— start —
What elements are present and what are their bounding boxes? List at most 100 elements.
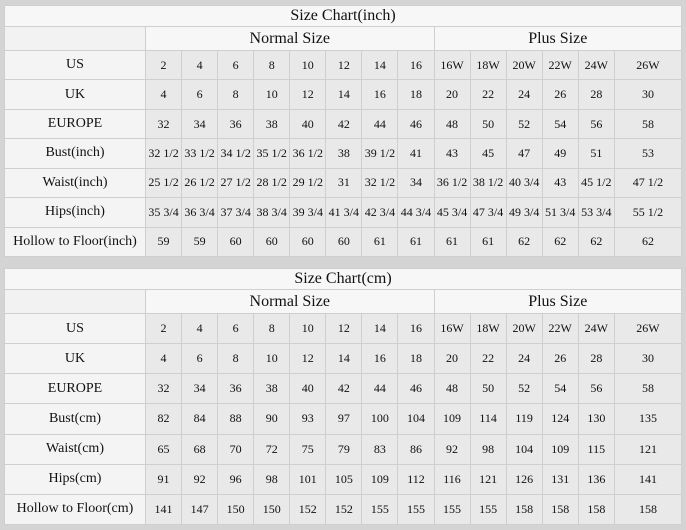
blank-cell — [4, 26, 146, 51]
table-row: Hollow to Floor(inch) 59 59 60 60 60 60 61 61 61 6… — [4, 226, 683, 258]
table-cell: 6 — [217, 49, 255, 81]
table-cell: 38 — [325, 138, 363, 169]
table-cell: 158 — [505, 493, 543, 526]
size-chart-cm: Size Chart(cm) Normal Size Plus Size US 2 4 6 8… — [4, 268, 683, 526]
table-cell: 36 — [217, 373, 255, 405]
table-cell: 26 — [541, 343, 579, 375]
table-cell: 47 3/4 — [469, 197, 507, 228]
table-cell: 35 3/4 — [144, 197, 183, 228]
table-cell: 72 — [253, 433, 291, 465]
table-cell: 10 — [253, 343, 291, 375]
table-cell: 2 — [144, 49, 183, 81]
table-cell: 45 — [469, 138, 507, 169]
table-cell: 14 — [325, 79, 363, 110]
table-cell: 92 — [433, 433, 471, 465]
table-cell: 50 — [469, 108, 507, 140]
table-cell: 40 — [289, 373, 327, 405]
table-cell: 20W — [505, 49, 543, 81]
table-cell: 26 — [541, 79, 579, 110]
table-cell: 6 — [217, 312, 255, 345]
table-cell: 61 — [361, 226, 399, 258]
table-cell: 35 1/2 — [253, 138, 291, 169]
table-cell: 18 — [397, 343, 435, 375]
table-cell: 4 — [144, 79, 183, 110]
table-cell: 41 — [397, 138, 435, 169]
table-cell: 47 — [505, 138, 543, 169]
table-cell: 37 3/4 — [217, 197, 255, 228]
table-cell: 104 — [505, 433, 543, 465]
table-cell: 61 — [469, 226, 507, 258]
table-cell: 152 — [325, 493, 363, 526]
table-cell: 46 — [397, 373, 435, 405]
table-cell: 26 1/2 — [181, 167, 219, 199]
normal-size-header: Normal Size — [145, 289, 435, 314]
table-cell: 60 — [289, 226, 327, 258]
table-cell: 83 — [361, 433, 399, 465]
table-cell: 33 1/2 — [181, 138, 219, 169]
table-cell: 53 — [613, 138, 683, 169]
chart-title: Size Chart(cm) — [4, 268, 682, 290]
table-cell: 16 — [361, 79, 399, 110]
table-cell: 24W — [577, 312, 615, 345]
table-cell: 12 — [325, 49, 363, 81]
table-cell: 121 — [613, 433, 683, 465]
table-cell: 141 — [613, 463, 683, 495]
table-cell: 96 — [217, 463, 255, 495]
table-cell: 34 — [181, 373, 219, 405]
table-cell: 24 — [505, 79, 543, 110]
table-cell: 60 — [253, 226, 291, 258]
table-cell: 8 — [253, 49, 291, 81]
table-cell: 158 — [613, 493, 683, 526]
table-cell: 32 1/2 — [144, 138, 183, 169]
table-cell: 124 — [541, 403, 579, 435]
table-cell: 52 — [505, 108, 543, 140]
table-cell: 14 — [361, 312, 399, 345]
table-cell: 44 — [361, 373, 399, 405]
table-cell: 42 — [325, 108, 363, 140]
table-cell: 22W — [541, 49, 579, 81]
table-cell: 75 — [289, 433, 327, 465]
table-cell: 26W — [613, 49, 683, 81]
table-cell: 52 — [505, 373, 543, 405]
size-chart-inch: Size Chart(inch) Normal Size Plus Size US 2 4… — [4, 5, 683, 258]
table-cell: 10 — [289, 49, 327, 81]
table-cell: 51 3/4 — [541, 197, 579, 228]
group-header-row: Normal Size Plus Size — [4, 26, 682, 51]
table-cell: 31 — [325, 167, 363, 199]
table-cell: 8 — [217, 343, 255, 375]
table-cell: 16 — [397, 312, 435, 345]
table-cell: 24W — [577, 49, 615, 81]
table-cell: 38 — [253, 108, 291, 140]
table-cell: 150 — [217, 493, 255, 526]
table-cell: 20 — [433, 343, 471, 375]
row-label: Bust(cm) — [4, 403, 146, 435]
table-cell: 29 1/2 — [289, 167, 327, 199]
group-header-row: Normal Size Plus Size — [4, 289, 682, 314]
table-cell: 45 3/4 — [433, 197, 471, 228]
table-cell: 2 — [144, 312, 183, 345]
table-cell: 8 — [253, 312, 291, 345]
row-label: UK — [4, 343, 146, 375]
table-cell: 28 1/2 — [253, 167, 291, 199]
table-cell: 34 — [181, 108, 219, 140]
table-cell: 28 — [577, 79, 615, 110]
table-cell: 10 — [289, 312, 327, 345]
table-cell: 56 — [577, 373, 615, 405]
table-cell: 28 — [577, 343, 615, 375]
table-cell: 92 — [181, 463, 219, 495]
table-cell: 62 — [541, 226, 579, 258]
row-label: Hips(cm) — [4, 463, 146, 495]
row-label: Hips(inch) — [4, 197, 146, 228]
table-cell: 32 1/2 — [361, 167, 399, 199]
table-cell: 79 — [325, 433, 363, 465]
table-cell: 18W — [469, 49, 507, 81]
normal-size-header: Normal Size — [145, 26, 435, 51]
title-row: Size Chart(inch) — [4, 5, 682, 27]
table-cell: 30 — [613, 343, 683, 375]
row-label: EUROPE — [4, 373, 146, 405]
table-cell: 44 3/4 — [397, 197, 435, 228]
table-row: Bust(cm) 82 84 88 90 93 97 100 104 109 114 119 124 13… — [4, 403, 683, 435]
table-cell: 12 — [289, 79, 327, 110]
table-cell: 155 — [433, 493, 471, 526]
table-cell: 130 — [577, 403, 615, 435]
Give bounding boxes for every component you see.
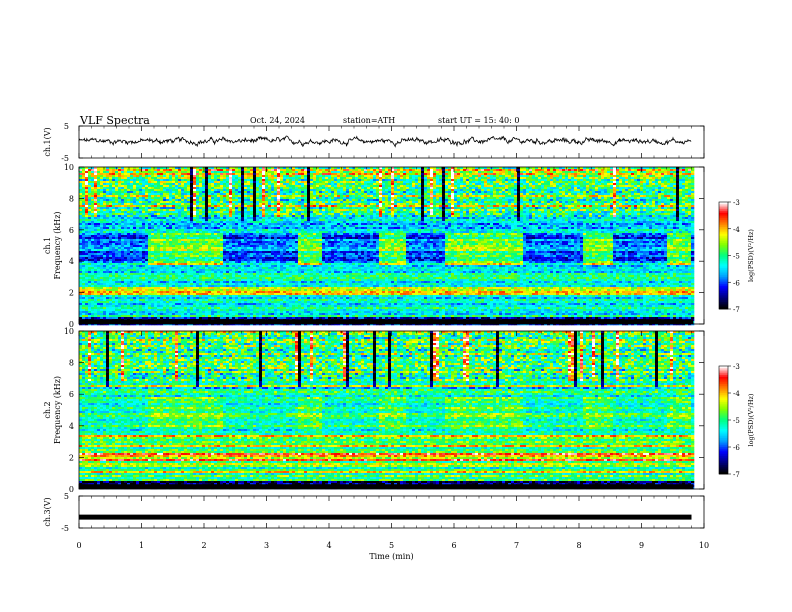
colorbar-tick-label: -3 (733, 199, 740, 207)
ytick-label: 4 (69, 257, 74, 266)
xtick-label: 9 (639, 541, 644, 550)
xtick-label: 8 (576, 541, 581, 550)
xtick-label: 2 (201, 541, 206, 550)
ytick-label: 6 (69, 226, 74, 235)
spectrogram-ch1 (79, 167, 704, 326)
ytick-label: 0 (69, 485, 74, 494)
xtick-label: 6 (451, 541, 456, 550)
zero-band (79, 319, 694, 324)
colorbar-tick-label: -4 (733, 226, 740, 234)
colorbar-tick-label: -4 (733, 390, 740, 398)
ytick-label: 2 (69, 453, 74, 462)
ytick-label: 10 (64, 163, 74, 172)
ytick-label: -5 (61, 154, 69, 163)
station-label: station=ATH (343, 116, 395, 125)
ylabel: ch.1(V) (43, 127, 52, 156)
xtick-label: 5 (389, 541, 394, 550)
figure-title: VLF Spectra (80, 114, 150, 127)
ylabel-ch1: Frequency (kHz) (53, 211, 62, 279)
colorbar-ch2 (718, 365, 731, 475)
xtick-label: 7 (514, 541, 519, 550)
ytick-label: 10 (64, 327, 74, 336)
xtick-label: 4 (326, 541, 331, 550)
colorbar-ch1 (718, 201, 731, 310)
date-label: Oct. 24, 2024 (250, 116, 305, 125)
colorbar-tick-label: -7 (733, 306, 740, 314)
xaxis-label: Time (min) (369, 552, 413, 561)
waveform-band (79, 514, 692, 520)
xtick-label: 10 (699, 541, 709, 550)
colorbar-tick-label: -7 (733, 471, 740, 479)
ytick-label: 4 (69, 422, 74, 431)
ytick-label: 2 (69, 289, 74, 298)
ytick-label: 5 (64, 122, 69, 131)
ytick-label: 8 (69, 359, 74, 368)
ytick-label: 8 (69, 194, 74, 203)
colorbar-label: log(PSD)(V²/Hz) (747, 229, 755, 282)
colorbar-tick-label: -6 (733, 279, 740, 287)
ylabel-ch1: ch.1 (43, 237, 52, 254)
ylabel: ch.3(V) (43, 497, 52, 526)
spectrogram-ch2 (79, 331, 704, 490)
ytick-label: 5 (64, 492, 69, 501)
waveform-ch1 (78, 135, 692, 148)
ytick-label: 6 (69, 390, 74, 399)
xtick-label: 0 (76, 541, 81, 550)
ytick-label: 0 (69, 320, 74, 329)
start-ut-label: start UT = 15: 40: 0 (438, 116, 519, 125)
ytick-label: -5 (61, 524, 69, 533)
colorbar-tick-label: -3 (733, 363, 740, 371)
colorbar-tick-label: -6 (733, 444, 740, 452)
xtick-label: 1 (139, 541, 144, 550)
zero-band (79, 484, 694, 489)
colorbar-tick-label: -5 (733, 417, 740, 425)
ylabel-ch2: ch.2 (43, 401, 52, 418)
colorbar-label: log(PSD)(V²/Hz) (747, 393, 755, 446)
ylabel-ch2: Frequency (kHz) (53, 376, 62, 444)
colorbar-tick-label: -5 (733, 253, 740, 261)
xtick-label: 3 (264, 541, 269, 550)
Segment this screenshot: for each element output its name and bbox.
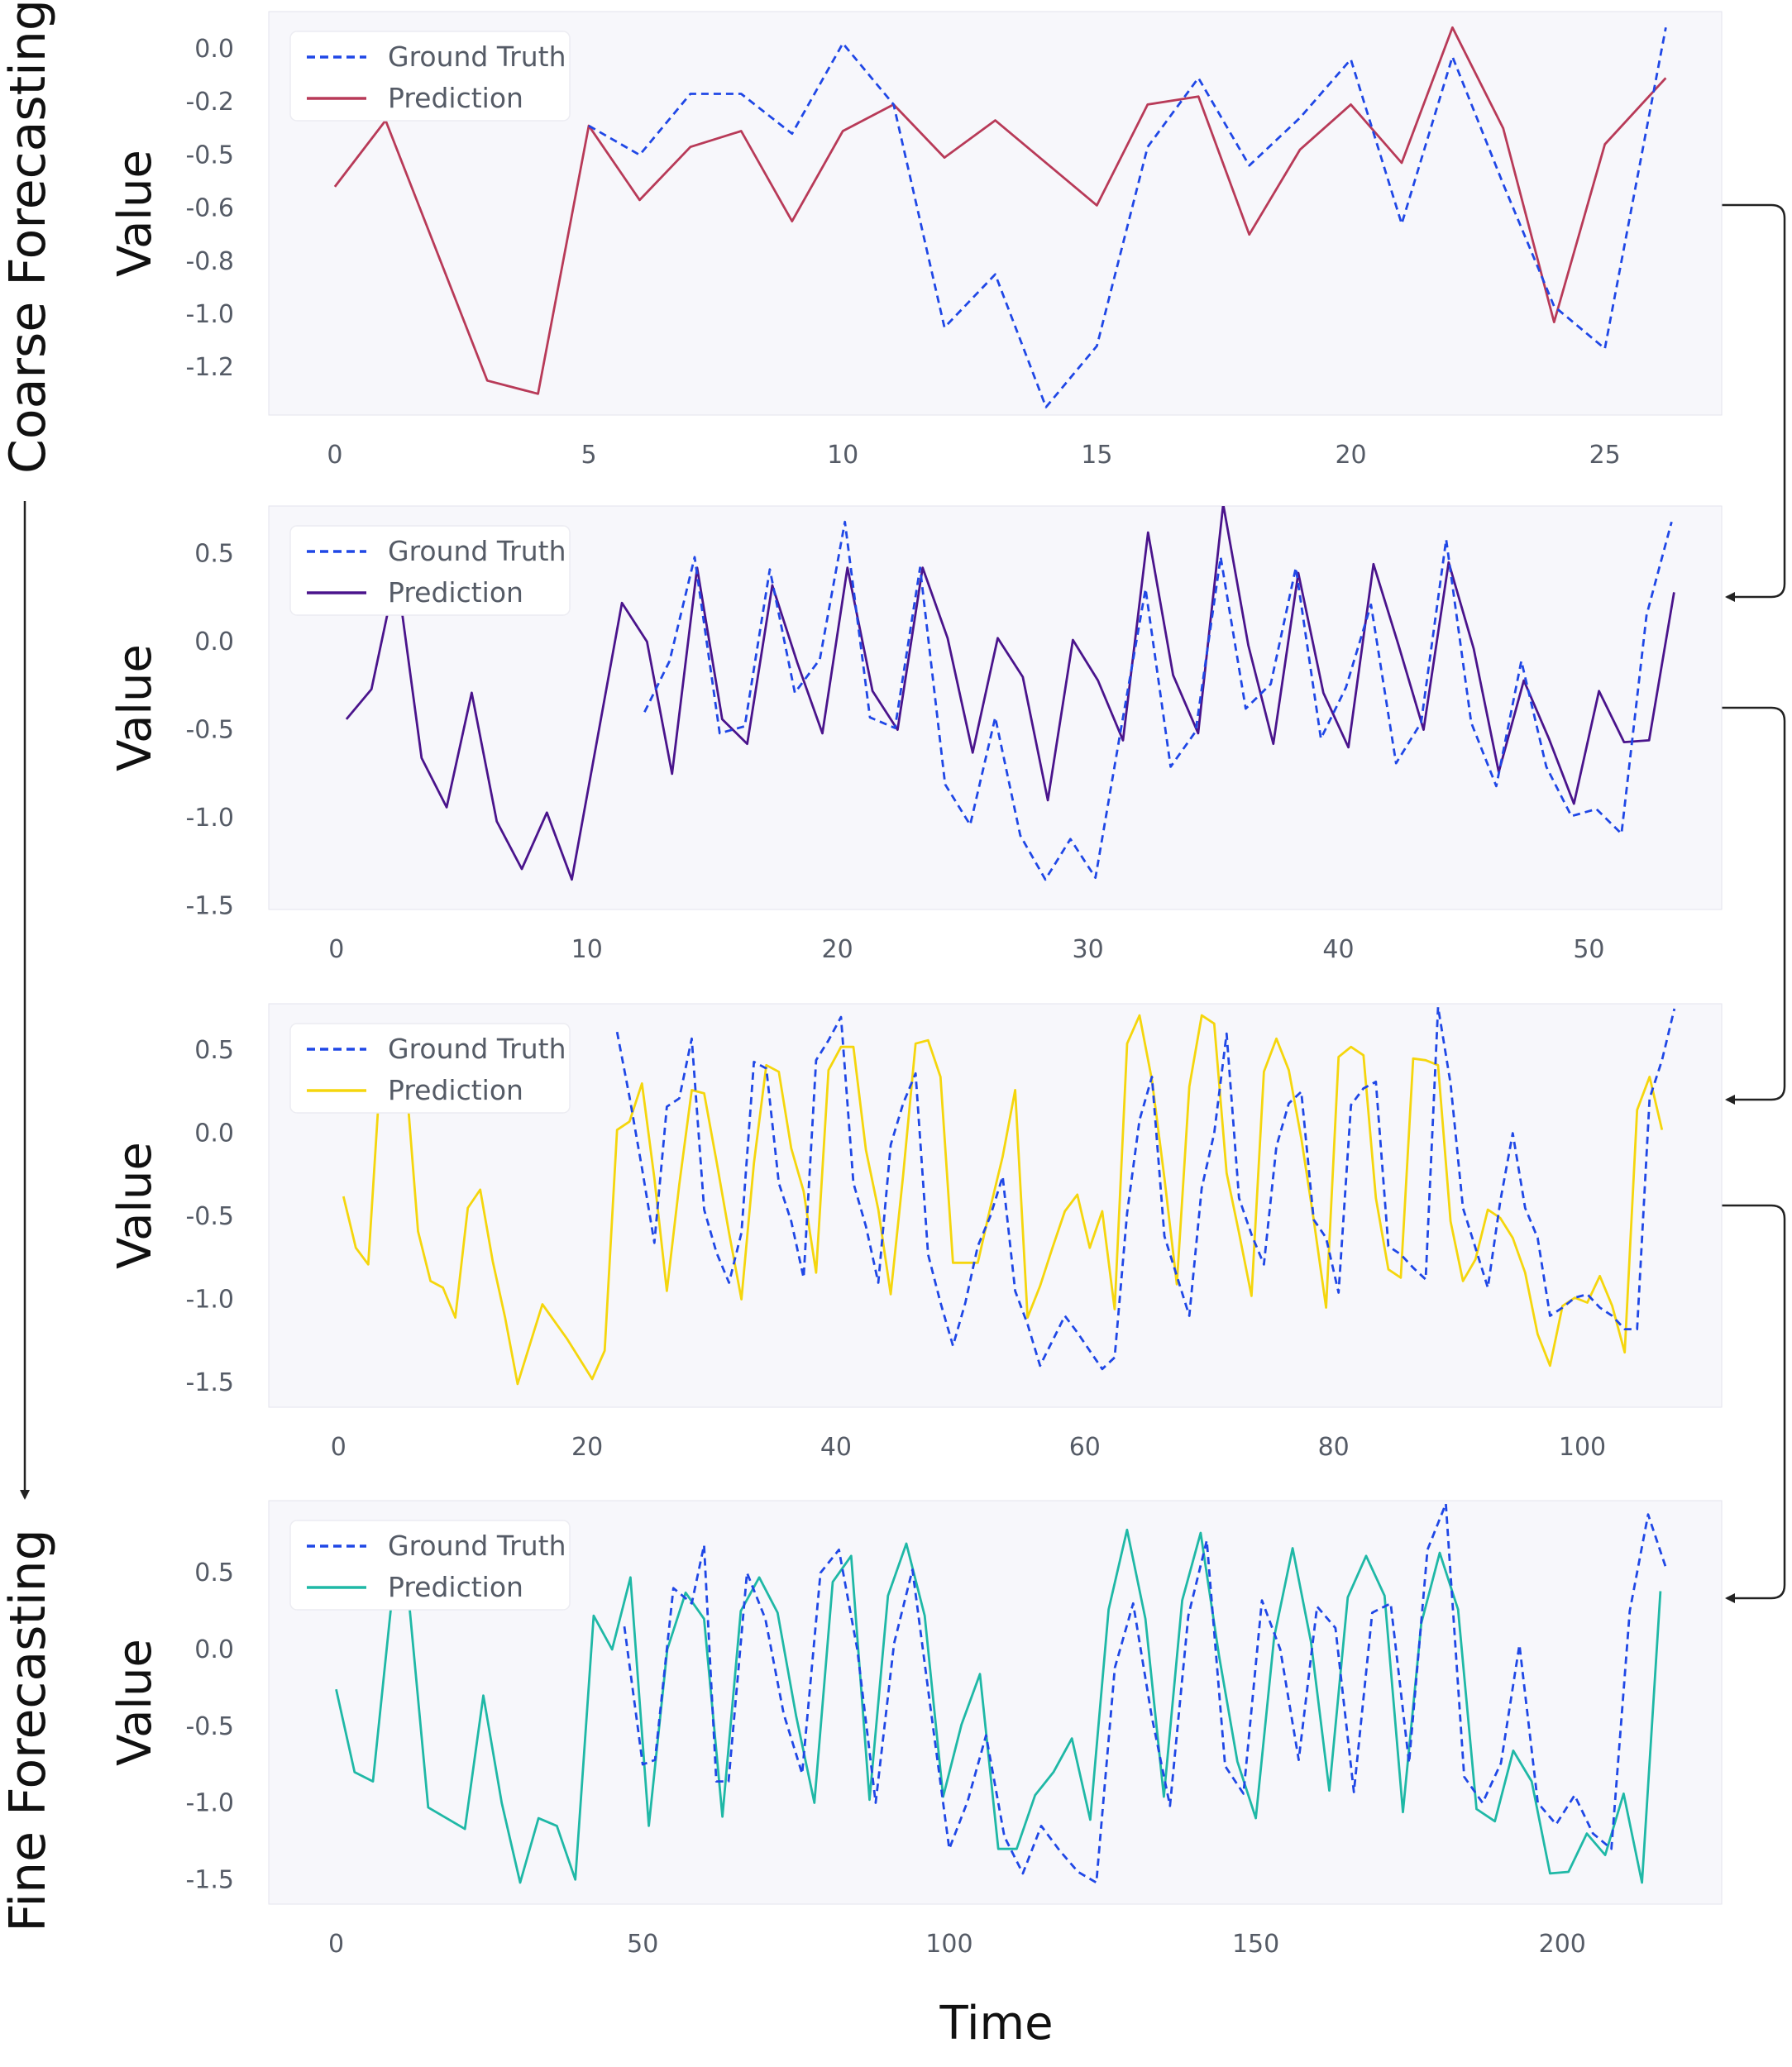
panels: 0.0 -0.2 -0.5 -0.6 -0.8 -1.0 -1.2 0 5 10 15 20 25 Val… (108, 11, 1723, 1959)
— end —
## WHAT IS REQUIRED:
Copy out everything in the data from the line containing "colorbar-tick-label: -3 (733, 199, 740, 207)" down to the line containing "xtick-label: 10 (699, 541, 709, 550)", with both of those lines included and each line left unchanged.

## OUTPUT FOR THIS TASK:
colorbar-tick-label: -3 (733, 199, 740, 207)
ytick-label: 4 (69, 257, 74, 266)
xtick-label: 9 (639, 541, 644, 550)
xtick-label: 8 (576, 541, 581, 550)
xtick-label: 2 (201, 541, 206, 550)
ytick-label: 6 (69, 226, 74, 235)
spectrogram-ch1 (79, 167, 704, 326)
ytick-label: 0 (69, 485, 74, 494)
xtick-label: 6 (451, 541, 456, 550)
zero-band (79, 319, 694, 324)
colorbar-tick-label: -4 (733, 226, 740, 234)
colorbar-tick-label: -4 (733, 390, 740, 398)
ytick-label: 2 (69, 453, 74, 462)
ytick-label: 10 (64, 163, 74, 172)
ytick-label: -5 (61, 154, 69, 163)
station-label: station=ATH (343, 116, 395, 125)
ylabel: ch.1(V) (43, 127, 52, 156)
xtick-label: 5 (389, 541, 394, 550)
figure-title: VLF Spectra (80, 114, 150, 127)
ylabel-ch1: Frequency (kHz) (53, 211, 62, 279)
colorbar-ch2 (718, 365, 731, 475)
xtick-label: 7 (514, 541, 519, 550)
ytick-label: 10 (64, 327, 74, 336)
xtick-label: 4 (326, 541, 331, 550)
colorbar-ch1 (718, 201, 731, 310)
date-label: Oct. 24, 2024 (250, 116, 305, 125)
colorbar-tick-label: -7 (733, 306, 740, 314)
xaxis-label: Time (min) (369, 552, 413, 561)
waveform-band (79, 514, 692, 520)
xtick-label: 10 (699, 541, 709, 550)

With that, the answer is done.